◆ **Problem requirements**
Reproduce every one of the lines below with no changes.

— START Entries shown —

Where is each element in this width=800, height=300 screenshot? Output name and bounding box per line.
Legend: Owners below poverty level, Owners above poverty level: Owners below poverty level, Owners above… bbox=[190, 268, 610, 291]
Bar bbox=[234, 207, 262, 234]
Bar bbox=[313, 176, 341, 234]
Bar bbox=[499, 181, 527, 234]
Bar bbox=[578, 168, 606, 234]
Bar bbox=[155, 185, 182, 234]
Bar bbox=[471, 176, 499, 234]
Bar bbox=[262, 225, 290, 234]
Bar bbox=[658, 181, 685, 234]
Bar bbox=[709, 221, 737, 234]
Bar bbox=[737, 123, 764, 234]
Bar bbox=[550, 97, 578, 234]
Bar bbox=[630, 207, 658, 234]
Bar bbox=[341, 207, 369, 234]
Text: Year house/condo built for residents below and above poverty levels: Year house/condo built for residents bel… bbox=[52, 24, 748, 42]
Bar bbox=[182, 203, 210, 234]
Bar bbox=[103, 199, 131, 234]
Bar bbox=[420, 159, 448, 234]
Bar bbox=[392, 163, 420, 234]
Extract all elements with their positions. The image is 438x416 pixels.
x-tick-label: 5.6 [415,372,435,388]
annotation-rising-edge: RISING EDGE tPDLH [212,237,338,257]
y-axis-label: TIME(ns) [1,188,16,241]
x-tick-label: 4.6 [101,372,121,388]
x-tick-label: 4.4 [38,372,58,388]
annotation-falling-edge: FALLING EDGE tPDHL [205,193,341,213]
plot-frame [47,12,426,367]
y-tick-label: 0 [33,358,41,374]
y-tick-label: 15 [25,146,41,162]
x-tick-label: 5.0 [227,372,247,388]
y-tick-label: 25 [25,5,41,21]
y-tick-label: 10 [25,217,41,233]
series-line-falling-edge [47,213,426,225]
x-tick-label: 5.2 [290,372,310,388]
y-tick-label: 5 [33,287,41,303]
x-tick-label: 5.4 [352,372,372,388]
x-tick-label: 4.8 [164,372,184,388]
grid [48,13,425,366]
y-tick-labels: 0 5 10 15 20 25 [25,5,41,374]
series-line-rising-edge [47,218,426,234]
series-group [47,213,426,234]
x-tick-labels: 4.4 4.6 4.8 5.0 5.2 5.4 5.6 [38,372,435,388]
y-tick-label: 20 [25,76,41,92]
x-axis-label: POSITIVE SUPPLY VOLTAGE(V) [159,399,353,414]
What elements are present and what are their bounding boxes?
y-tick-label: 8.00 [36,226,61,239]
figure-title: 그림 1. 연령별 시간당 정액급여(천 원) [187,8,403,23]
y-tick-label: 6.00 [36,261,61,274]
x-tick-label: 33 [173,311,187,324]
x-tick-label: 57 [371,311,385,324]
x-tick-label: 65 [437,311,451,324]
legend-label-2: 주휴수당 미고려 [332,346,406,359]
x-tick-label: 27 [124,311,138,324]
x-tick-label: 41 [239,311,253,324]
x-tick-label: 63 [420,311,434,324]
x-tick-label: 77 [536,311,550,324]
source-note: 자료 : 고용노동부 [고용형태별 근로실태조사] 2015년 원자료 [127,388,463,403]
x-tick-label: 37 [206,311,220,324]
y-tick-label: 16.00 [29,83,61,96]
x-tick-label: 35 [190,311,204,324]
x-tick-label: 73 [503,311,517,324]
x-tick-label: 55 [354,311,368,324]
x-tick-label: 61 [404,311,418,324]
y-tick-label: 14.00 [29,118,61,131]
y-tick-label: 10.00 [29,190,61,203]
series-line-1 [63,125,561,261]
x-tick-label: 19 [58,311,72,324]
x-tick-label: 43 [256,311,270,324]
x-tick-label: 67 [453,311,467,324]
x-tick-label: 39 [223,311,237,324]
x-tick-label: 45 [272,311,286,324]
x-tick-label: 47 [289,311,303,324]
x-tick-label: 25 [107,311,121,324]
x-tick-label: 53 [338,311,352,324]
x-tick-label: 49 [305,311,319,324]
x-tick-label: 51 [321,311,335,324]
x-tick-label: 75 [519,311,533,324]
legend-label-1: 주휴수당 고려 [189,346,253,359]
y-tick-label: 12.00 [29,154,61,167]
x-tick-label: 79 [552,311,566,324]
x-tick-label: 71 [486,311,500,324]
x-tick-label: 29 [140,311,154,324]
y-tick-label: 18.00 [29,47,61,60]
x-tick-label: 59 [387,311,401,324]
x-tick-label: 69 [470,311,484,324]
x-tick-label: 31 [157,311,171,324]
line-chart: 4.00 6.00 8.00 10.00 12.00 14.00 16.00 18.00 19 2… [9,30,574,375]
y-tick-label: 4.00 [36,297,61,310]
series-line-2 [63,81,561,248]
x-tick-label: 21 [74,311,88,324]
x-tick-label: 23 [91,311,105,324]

— END Entries shown —

◆ **Task result**
Where is each element in this width=800, height=300 screenshot? Output name and bounding box per line.
Legend: Owners below poverty level, Owners above poverty level: Owners below poverty level, Owners above… bbox=[190, 268, 610, 291]
Bar bbox=[234, 207, 262, 234]
Bar bbox=[313, 176, 341, 234]
Bar bbox=[499, 181, 527, 234]
Bar bbox=[578, 168, 606, 234]
Bar bbox=[155, 185, 182, 234]
Bar bbox=[471, 176, 499, 234]
Bar bbox=[262, 225, 290, 234]
Bar bbox=[658, 181, 685, 234]
Bar bbox=[709, 221, 737, 234]
Bar bbox=[737, 123, 764, 234]
Bar bbox=[550, 97, 578, 234]
Bar bbox=[630, 207, 658, 234]
Bar bbox=[341, 207, 369, 234]
Text: Year house/condo built for residents below and above poverty levels: Year house/condo built for residents bel… bbox=[52, 24, 748, 42]
Bar bbox=[182, 203, 210, 234]
Bar bbox=[103, 199, 131, 234]
Bar bbox=[420, 159, 448, 234]
Bar bbox=[392, 163, 420, 234]
Extract all elements with their positions. The image is 438x416 pixels.
x-tick-label: 5.6 [415,372,435,388]
annotation-rising-edge: RISING EDGE tPDLH [212,237,338,257]
y-axis-label: TIME(ns) [1,188,16,241]
x-tick-label: 4.6 [101,372,121,388]
x-tick-label: 4.4 [38,372,58,388]
annotation-falling-edge: FALLING EDGE tPDHL [205,193,341,213]
plot-frame [47,12,426,367]
y-tick-label: 0 [33,358,41,374]
y-tick-label: 15 [25,146,41,162]
x-tick-label: 5.0 [227,372,247,388]
y-tick-label: 25 [25,5,41,21]
y-tick-label: 10 [25,217,41,233]
series-line-falling-edge [47,213,426,225]
x-tick-label: 5.2 [290,372,310,388]
y-tick-label: 5 [33,287,41,303]
x-tick-label: 5.4 [352,372,372,388]
x-tick-label: 4.8 [164,372,184,388]
grid [48,13,425,366]
y-tick-labels: 0 5 10 15 20 25 [25,5,41,374]
series-line-rising-edge [47,218,426,234]
series-group [47,213,426,234]
x-tick-labels: 4.4 4.6 4.8 5.0 5.2 5.4 5.6 [38,372,435,388]
y-tick-label: 20 [25,76,41,92]
x-axis-label: POSITIVE SUPPLY VOLTAGE(V) [159,399,353,414]
What elements are present and what are their bounding boxes?
y-tick-label: 8.00 [36,226,61,239]
figure-title: 그림 1. 연령별 시간당 정액급여(천 원) [187,8,403,23]
y-tick-label: 6.00 [36,261,61,274]
x-tick-label: 33 [173,311,187,324]
x-tick-label: 57 [371,311,385,324]
x-tick-label: 65 [437,311,451,324]
legend-label-2: 주휴수당 미고려 [332,346,406,359]
x-tick-label: 27 [124,311,138,324]
x-tick-label: 41 [239,311,253,324]
x-tick-label: 63 [420,311,434,324]
x-tick-label: 77 [536,311,550,324]
source-note: 자료 : 고용노동부 [고용형태별 근로실태조사] 2015년 원자료 [127,388,463,403]
x-tick-label: 37 [206,311,220,324]
y-tick-label: 16.00 [29,83,61,96]
x-tick-label: 35 [190,311,204,324]
x-tick-label: 73 [503,311,517,324]
x-tick-label: 55 [354,311,368,324]
x-tick-label: 61 [404,311,418,324]
y-tick-label: 14.00 [29,118,61,131]
y-tick-label: 10.00 [29,190,61,203]
series-line-1 [63,125,561,261]
x-tick-label: 19 [58,311,72,324]
x-tick-label: 43 [256,311,270,324]
x-tick-label: 67 [453,311,467,324]
x-tick-label: 39 [223,311,237,324]
x-tick-label: 45 [272,311,286,324]
x-tick-label: 47 [289,311,303,324]
x-tick-label: 25 [107,311,121,324]
x-tick-label: 53 [338,311,352,324]
x-tick-label: 49 [305,311,319,324]
x-tick-label: 51 [321,311,335,324]
x-tick-label: 75 [519,311,533,324]
legend-label-1: 주휴수당 고려 [189,346,253,359]
y-tick-label: 12.00 [29,154,61,167]
x-tick-label: 79 [552,311,566,324]
x-tick-label: 71 [486,311,500,324]
x-tick-label: 29 [140,311,154,324]
y-tick-label: 18.00 [29,47,61,60]
x-tick-label: 59 [387,311,401,324]
x-tick-label: 69 [470,311,484,324]
x-tick-label: 31 [157,311,171,324]
line-chart: 4.00 6.00 8.00 10.00 12.00 14.00 16.00 18.00 19 2… [9,30,574,375]
y-tick-label: 4.00 [36,297,61,310]
series-line-2 [63,81,561,248]
x-tick-label: 21 [74,311,88,324]
x-tick-label: 23 [91,311,105,324]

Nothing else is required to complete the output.